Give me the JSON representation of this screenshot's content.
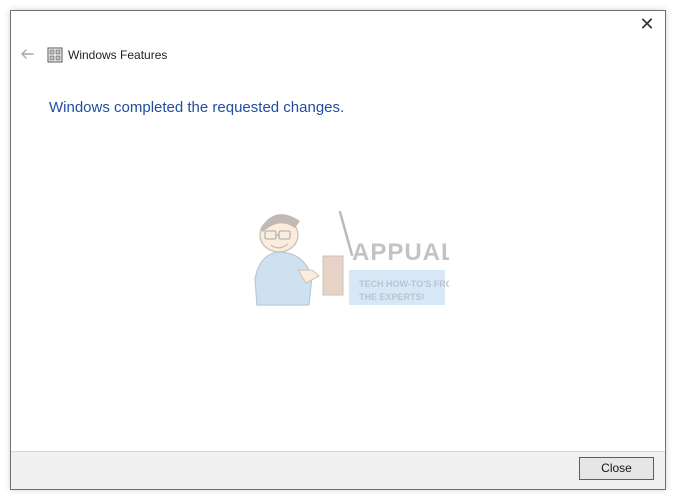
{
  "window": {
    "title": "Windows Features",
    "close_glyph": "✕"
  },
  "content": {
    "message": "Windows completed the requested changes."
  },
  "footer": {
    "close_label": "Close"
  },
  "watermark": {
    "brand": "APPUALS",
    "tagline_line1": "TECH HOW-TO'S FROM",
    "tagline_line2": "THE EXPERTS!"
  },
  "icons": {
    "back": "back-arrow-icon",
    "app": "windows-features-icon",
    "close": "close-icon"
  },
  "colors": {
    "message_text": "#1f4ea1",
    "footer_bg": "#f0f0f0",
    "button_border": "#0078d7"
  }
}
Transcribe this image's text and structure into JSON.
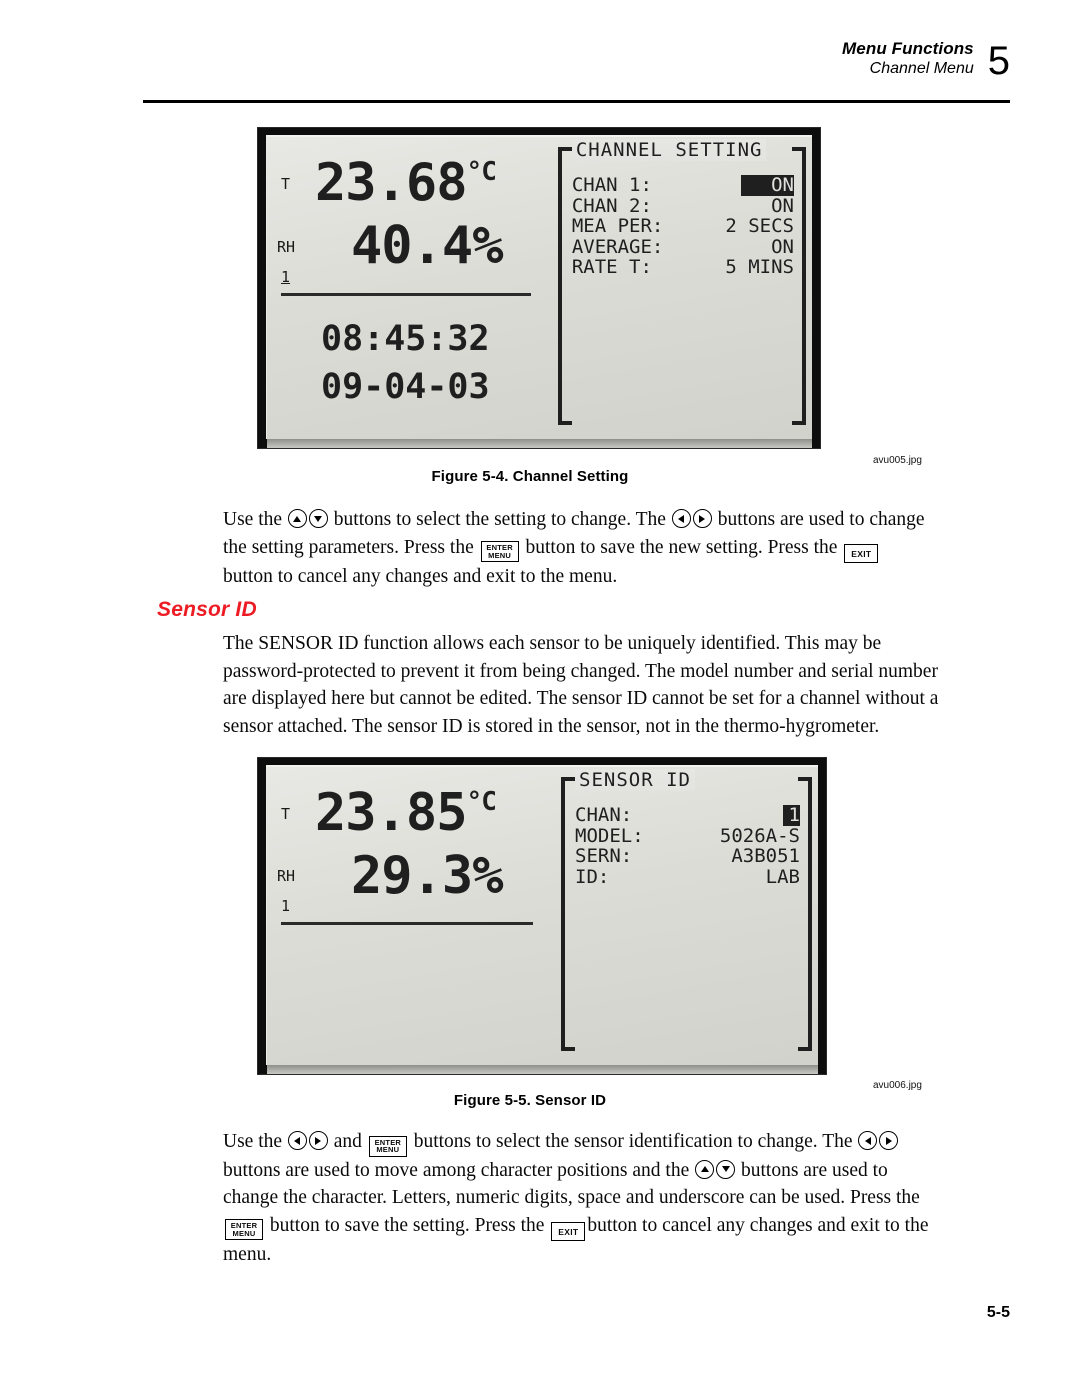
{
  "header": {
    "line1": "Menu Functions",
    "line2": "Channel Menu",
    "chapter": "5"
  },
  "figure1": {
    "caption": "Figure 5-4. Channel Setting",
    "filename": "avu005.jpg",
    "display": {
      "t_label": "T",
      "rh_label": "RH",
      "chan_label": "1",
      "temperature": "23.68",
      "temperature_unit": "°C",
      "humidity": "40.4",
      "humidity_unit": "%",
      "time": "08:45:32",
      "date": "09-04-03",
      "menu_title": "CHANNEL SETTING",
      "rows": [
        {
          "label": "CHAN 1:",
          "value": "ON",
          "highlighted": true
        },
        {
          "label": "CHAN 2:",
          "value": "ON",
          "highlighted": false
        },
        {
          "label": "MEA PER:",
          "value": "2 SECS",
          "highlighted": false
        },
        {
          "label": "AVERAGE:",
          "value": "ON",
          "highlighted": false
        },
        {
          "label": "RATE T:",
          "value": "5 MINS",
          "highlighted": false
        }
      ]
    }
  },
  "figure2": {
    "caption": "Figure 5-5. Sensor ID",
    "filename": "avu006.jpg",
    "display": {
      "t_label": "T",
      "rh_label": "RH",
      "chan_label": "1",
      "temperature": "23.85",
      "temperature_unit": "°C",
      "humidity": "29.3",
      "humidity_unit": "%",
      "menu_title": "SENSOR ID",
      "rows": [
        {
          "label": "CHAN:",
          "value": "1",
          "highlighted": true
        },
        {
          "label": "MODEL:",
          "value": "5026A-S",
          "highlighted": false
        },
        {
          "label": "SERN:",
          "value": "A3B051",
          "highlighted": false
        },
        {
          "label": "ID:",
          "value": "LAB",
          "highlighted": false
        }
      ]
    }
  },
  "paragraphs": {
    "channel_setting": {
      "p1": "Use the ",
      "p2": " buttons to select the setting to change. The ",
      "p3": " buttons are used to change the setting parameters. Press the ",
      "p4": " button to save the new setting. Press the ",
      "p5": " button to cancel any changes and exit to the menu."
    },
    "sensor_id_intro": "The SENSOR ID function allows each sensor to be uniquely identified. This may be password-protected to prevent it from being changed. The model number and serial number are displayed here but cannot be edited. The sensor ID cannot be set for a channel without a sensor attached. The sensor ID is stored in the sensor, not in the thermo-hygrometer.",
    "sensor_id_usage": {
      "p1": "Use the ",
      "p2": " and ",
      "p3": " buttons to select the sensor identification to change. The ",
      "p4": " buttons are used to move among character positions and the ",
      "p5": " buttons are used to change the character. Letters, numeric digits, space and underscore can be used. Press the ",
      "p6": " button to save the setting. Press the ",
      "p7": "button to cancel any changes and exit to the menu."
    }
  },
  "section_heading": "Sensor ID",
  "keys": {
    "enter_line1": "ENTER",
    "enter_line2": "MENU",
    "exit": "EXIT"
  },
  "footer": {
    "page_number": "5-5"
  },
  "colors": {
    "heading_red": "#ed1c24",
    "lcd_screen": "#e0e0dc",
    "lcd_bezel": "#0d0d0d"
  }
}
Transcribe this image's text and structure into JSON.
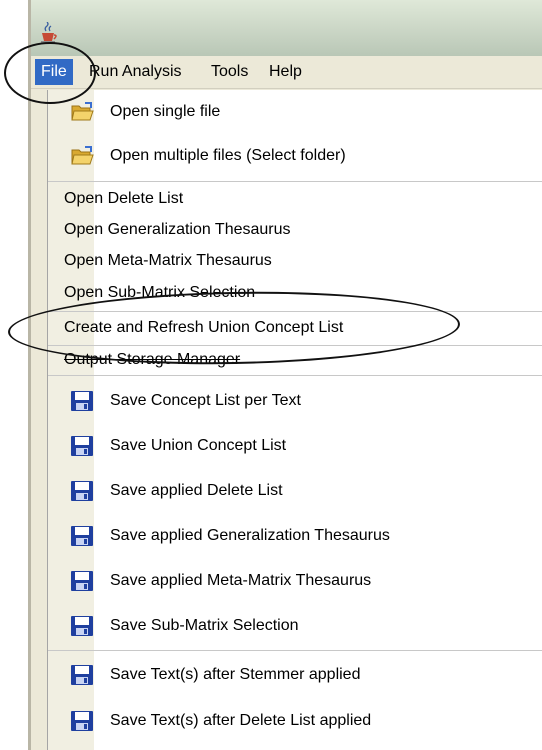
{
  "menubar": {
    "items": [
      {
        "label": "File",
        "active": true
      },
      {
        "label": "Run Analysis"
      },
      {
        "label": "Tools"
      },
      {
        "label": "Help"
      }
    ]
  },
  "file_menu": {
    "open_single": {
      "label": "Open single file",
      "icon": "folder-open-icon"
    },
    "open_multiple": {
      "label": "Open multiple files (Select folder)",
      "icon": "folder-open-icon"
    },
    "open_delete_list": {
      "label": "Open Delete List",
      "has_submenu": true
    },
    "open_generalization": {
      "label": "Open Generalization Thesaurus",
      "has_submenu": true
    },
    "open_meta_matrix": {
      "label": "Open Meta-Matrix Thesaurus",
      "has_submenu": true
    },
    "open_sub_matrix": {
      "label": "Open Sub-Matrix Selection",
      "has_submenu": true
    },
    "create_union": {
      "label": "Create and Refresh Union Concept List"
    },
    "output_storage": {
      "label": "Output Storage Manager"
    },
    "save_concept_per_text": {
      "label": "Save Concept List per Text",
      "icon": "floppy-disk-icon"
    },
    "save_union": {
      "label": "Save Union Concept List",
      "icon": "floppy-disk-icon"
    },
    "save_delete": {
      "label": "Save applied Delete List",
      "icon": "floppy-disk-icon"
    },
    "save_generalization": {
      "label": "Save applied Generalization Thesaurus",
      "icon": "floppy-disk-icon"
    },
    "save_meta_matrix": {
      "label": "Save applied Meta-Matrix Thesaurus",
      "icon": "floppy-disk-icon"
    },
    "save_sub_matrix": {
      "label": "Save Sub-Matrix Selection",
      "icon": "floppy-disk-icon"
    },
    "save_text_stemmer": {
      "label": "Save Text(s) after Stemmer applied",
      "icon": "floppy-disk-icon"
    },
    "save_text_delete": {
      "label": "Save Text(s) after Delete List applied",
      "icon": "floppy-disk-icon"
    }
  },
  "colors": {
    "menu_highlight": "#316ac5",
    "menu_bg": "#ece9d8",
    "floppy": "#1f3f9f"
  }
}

--- --- ---

(Description of the task)
From the material above, reproduce everything verbatim except the pictures.

(Correct answer)
Give me the JSON representation of this screenshot's content.
{
  "window": {
    "title": "Windows Features",
    "close_glyph": "✕"
  },
  "content": {
    "message": "Windows completed the requested changes."
  },
  "footer": {
    "close_label": "Close"
  },
  "watermark": {
    "brand": "APPUALS",
    "tagline_line1": "TECH HOW-TO'S FROM",
    "tagline_line2": "THE EXPERTS!"
  },
  "icons": {
    "back": "back-arrow-icon",
    "app": "windows-features-icon",
    "close": "close-icon"
  },
  "colors": {
    "message_text": "#1f4ea1",
    "footer_bg": "#f0f0f0",
    "button_border": "#0078d7"
  }
}
Transcribe this image's text and structure into JSON.
{
  "header": {
    "line1": "Menu Functions",
    "line2": "Channel Menu",
    "chapter": "5"
  },
  "figure1": {
    "caption": "Figure 5-4. Channel Setting",
    "filename": "avu005.jpg",
    "display": {
      "t_label": "T",
      "rh_label": "RH",
      "chan_label": "1",
      "temperature": "23.68",
      "temperature_unit": "°C",
      "humidity": "40.4",
      "humidity_unit": "%",
      "time": "08:45:32",
      "date": "09-04-03",
      "menu_title": "CHANNEL SETTING",
      "rows": [
        {
          "label": "CHAN 1:",
          "value": "ON",
          "highlighted": true
        },
        {
          "label": "CHAN 2:",
          "value": "ON",
          "highlighted": false
        },
        {
          "label": "MEA PER:",
          "value": "2 SECS",
          "highlighted": false
        },
        {
          "label": "AVERAGE:",
          "value": "ON",
          "highlighted": false
        },
        {
          "label": "RATE T:",
          "value": "5 MINS",
          "highlighted": false
        }
      ]
    }
  },
  "figure2": {
    "caption": "Figure 5-5. Sensor ID",
    "filename": "avu006.jpg",
    "display": {
      "t_label": "T",
      "rh_label": "RH",
      "chan_label": "1",
      "temperature": "23.85",
      "temperature_unit": "°C",
      "humidity": "29.3",
      "humidity_unit": "%",
      "menu_title": "SENSOR ID",
      "rows": [
        {
          "label": "CHAN:",
          "value": "1",
          "highlighted": true
        },
        {
          "label": "MODEL:",
          "value": "5026A-S",
          "highlighted": false
        },
        {
          "label": "SERN:",
          "value": "A3B051",
          "highlighted": false
        },
        {
          "label": "ID:",
          "value": "LAB",
          "highlighted": false
        }
      ]
    }
  },
  "paragraphs": {
    "channel_setting": {
      "p1": "Use the ",
      "p2": " buttons to select the setting to change. The ",
      "p3": " buttons are used to change the setting parameters. Press the ",
      "p4": " button to save the new setting. Press the ",
      "p5": " button to cancel any changes and exit to the menu."
    },
    "sensor_id_intro": "The SENSOR ID function allows each sensor to be uniquely identified. This may be password-protected to prevent it from being changed. The model number and serial number are displayed here but cannot be edited. The sensor ID cannot be set for a channel without a sensor attached. The sensor ID is stored in the sensor, not in the thermo-hygrometer.",
    "sensor_id_usage": {
      "p1": "Use the ",
      "p2": " and ",
      "p3": " buttons to select the sensor identification to change. The ",
      "p4": " buttons are used to move among character positions and the ",
      "p5": " buttons are used to change the character. Letters, numeric digits, space and underscore can be used. Press the ",
      "p6": " button to save the setting. Press the ",
      "p7": "button to cancel any changes and exit to the menu."
    }
  },
  "section_heading": "Sensor ID",
  "keys": {
    "enter_line1": "ENTER",
    "enter_line2": "MENU",
    "exit": "EXIT"
  },
  "footer": {
    "page_number": "5-5"
  },
  "colors": {
    "heading_red": "#ed1c24",
    "lcd_screen": "#e0e0dc",
    "lcd_bezel": "#0d0d0d"
  }
}
Transcribe this image's text and structure into JSON.
{
  "menubar": {
    "items": [
      {
        "label": "File",
        "active": true
      },
      {
        "label": "Run Analysis"
      },
      {
        "label": "Tools"
      },
      {
        "label": "Help"
      }
    ]
  },
  "file_menu": {
    "open_single": {
      "label": "Open single file",
      "icon": "folder-open-icon"
    },
    "open_multiple": {
      "label": "Open multiple files (Select folder)",
      "icon": "folder-open-icon"
    },
    "open_delete_list": {
      "label": "Open Delete List",
      "has_submenu": true
    },
    "open_generalization": {
      "label": "Open Generalization Thesaurus",
      "has_submenu": true
    },
    "open_meta_matrix": {
      "label": "Open Meta-Matrix Thesaurus",
      "has_submenu": true
    },
    "open_sub_matrix": {
      "label": "Open Sub-Matrix Selection",
      "has_submenu": true
    },
    "create_union": {
      "label": "Create and Refresh Union Concept List"
    },
    "output_storage": {
      "label": "Output Storage Manager"
    },
    "save_concept_per_text": {
      "label": "Save Concept List per Text",
      "icon": "floppy-disk-icon"
    },
    "save_union": {
      "label": "Save Union Concept List",
      "icon": "floppy-disk-icon"
    },
    "save_delete": {
      "label": "Save applied Delete List",
      "icon": "floppy-disk-icon"
    },
    "save_generalization": {
      "label": "Save applied Generalization Thesaurus",
      "icon": "floppy-disk-icon"
    },
    "save_meta_matrix": {
      "label": "Save applied Meta-Matrix Thesaurus",
      "icon": "floppy-disk-icon"
    },
    "save_sub_matrix": {
      "label": "Save Sub-Matrix Selection",
      "icon": "floppy-disk-icon"
    },
    "save_text_stemmer": {
      "label": "Save Text(s) after Stemmer applied",
      "icon": "floppy-disk-icon"
    },
    "save_text_delete": {
      "label": "Save Text(s) after Delete List applied",
      "icon": "floppy-disk-icon"
    }
  },
  "colors": {
    "menu_highlight": "#316ac5",
    "menu_bg": "#ece9d8",
    "floppy": "#1f3f9f"
  }
}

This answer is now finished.